(PROMPT): The records below must be copied in full; omit the images.

== INPUT ROWS

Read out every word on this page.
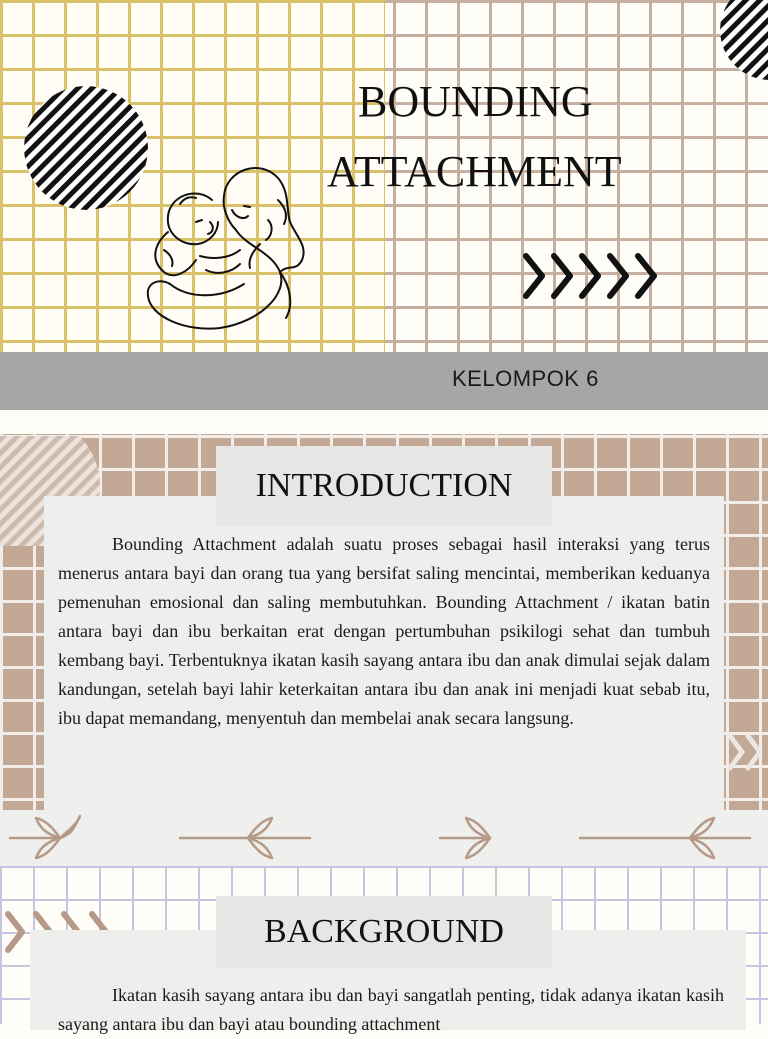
BOUNDING
ATTACHMENT
KELOMPOK 6
INTRODUCTION
Bounding Attachment adalah suatu proses sebagai hasil interaksi yang terus menerus antara bayi dan orang tua yang bersifat saling mencintai, memberikan keduanya pemenuhan emosional dan saling membutuhkan. Bounding Attachment / ikatan batin antara bayi dan ibu berkaitan erat dengan pertumbuhan psikilogi sehat dan tumbuh kembang bayi. Terbentuknya ikatan kasih sayang antara ibu dan anak dimulai sejak dalam kandungan, setelah bayi lahir keterkaitan antara ibu dan anak ini menjadi kuat sebab itu, ibu dapat memandang, menyentuh dan membelai anak secara langsung.
BACKGROUND
Ikatan kasih sayang antara ibu dan bayi sangatlah penting, tidak adanya ikatan kasih sayang antara ibu dan bayi atau bounding attachment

====

(THE REPLY):
Read out every word on this page.
BOUNDING
ATTACHMENT
KELOMPOK 6
INTRODUCTION
Bounding Attachment adalah suatu proses sebagai hasil interaksi yang terus menerus antara bayi dan orang tua yang bersifat saling mencintai, memberikan keduanya pemenuhan emosional dan saling membutuhkan. Bounding Attachment / ikatan batin antara bayi dan ibu berkaitan erat dengan pertumbuhan psikilogi sehat dan tumbuh kembang bayi. Terbentuknya ikatan kasih sayang antara ibu dan anak dimulai sejak dalam kandungan, setelah bayi lahir keterkaitan antara ibu dan anak ini menjadi kuat sebab itu, ibu dapat memandang, menyentuh dan membelai anak secara langsung.
BACKGROUND
Ikatan kasih sayang antara ibu dan bayi sangatlah penting, tidak adanya ikatan kasih sayang antara ibu dan bayi atau bounding attachment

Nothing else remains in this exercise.